TASK PROMPT> Rewrite every row below as a JSON list of strings, one string per line, skipping blank lines. Leave the pictures out of the list.

Rows from a data source:
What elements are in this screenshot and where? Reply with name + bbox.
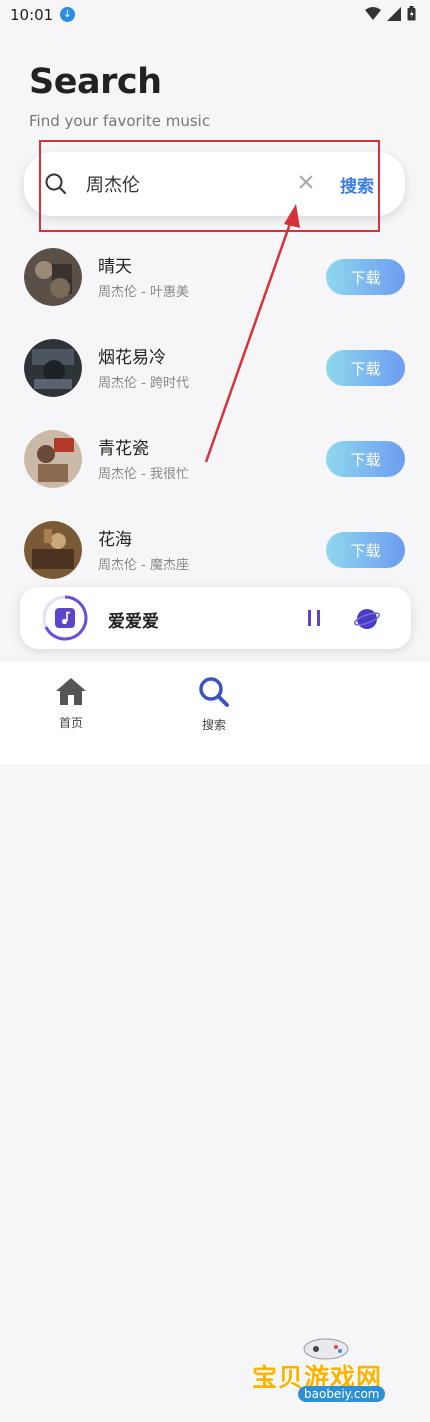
- wifi-icon: [365, 6, 381, 20]
- song-artist-album: 周杰伦 - 我很忙: [98, 467, 189, 482]
- watermark-logo: 宝贝游戏网 baobeiy.com: [246, 1334, 406, 1422]
- gamepad-icon: [303, 1338, 349, 1360]
- download-button[interactable]: 下载: [326, 259, 405, 295]
- watermark-url: baobeiy.com: [298, 1386, 386, 1402]
- status-bar: 10:01 ↓: [0, 0, 430, 30]
- signal-icon: [387, 6, 401, 21]
- song-row[interactable]: 晴天 周杰伦 - 叶惠美 下载: [0, 248, 430, 318]
- status-time: 10:01: [10, 6, 54, 24]
- song-row[interactable]: 烟花易冷 周杰伦 - 跨时代 下载: [0, 339, 430, 409]
- song-title: 烟花易冷: [98, 348, 166, 368]
- download-button[interactable]: 下载: [326, 532, 405, 568]
- annotation-highlight-box: [39, 140, 380, 232]
- tab-search[interactable]: 搜索: [174, 676, 254, 733]
- home-icon: [56, 678, 86, 705]
- page-subtitle: Find your favorite music: [29, 112, 211, 130]
- song-artist-album: 周杰伦 - 魔杰座: [98, 558, 189, 573]
- download-button[interactable]: 下载: [326, 350, 405, 386]
- song-artist-album: 周杰伦 - 跨时代: [98, 376, 189, 391]
- album-cover: [24, 248, 82, 306]
- song-artist-album: 周杰伦 - 叶惠美: [98, 285, 189, 300]
- search-icon: [199, 677, 229, 707]
- song-title: 晴天: [98, 257, 132, 277]
- album-cover: [24, 521, 82, 579]
- pause-icon[interactable]: [306, 609, 322, 627]
- song-row[interactable]: 青花瓷 周杰伦 - 我很忙 下载: [0, 430, 430, 500]
- now-playing-disc[interactable]: [42, 595, 88, 641]
- system-icons: [365, 6, 416, 21]
- download-button[interactable]: 下载: [326, 441, 405, 477]
- album-cover: [24, 430, 82, 488]
- song-row[interactable]: 花海 周杰伦 - 魔杰座 下载: [0, 521, 430, 591]
- tab-label: 首页: [58, 716, 83, 730]
- playlist-planet-icon[interactable]: [354, 605, 380, 631]
- bottom-tab-bar: 首页 搜索 宝贝游戏网 baobeiy.com: [0, 662, 430, 1402]
- song-title: 花海: [98, 530, 132, 550]
- album-cover: [24, 339, 82, 397]
- download-notification-icon: ↓: [60, 7, 75, 22]
- now-playing-title: 爱爱爱: [108, 612, 159, 632]
- song-title: 青花瓷: [98, 439, 149, 459]
- battery-icon: [407, 6, 416, 21]
- tab-label: 搜索: [201, 718, 226, 732]
- mini-player[interactable]: 爱爱爱: [20, 587, 411, 649]
- page-title: Search: [29, 62, 162, 102]
- tab-home[interactable]: 首页: [31, 676, 111, 731]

EXPECTED ANSWER>
[
  "What elements are in this screenshot and where? Reply with name + bbox.",
  "- wifi-icon: [365, 6, 381, 20]",
  "- song-artist-album: 周杰伦 - 我很忙: [98, 467, 189, 482]",
  "- watermark-logo: 宝贝游戏网 baobeiy.com: [246, 1334, 406, 1422]",
  "- gamepad-icon: [303, 1338, 349, 1360]",
  "- download-button[interactable]: 下载: [326, 259, 405, 295]",
  "- watermark-url: baobeiy.com: [298, 1386, 386, 1402]",
  "- status-bar: 10:01 ↓: [0, 0, 430, 30]",
  "- signal-icon: [387, 6, 401, 21]",
  "- song-row[interactable]: 晴天 周杰伦 - 叶惠美 下载: [0, 248, 430, 318]",
  "- status-time: 10:01: [10, 6, 54, 24]",
  "- song-row[interactable]: 烟花易冷 周杰伦 - 跨时代 下载: [0, 339, 430, 409]",
  "- song-title: 烟花易冷: [98, 348, 166, 368]",
  "- download-button[interactable]: 下载: [326, 532, 405, 568]",
  "- annotation-highlight-box: [39, 140, 380, 232]",
  "- tab-search[interactable]: 搜索: [174, 676, 254, 733]",
  "- home-icon: [56, 678, 86, 705]",
  "- page-subtitle: Find your favorite music: [29, 112, 211, 130]",
  "- song-artist-album: 周杰伦 - 魔杰座: [98, 558, 189, 573]",
  "- download-button[interactable]: 下载: [326, 350, 405, 386]",
  "- song-artist-album: 周杰伦 - 跨时代: [98, 376, 189, 391]",
  "- album-cover: [24, 248, 82, 306]",
  "- song-artist-album: 周杰伦 - 叶惠美: [98, 285, 189, 300]",
  "- search-icon: [199, 677, 229, 707]",
  "- song-title: 晴天: [98, 257, 132, 277]",
  "- album-cover: [24, 521, 82, 579]",
  "- pause-icon[interactable]: [306, 609, 322, 627]",
  "- song-row[interactable]: 青花瓷 周杰伦 - 我很忙 下载: [0, 430, 430, 500]",
  "- now-playing-disc[interactable]: [42, 595, 88, 641]",
  "- system-icons: [365, 6, 416, 21]",
  "- download-button[interactable]: 下载: [326, 441, 405, 477]",
  "- album-cover: [24, 430, 82, 488]",
  "- song-row[interactable]: 花海 周杰伦 - 魔杰座 下载: [0, 521, 430, 591]",
  "- tab-label: 首页: [58, 716, 83, 730]",
  "- playlist-planet-icon[interactable]: [354, 605, 380, 631]",
  "- bottom-tab-bar: 首页 搜索 宝贝游戏网 baobeiy.com: [0, 662, 430, 1402]",
  "- song-title: 花海: [98, 530, 132, 550]",
  "- album-cover: [24, 339, 82, 397]",
  "- download-notification-icon: ↓: [60, 7, 75, 22]",
  "- now-playing-title: 爱爱爱: [108, 612, 159, 632]",
  "- song-title: 青花瓷: [98, 439, 149, 459]",
  "- battery-icon: [407, 6, 416, 21]",
  "- tab-label: 搜索: [201, 718, 226, 732]",
  "- mini-player[interactable]: 爱爱爱: [20, 587, 411, 649]",
  "- page-title: Search: [29, 62, 162, 102]",
  "- tab-home[interactable]: 首页: [31, 676, 111, 731]"
]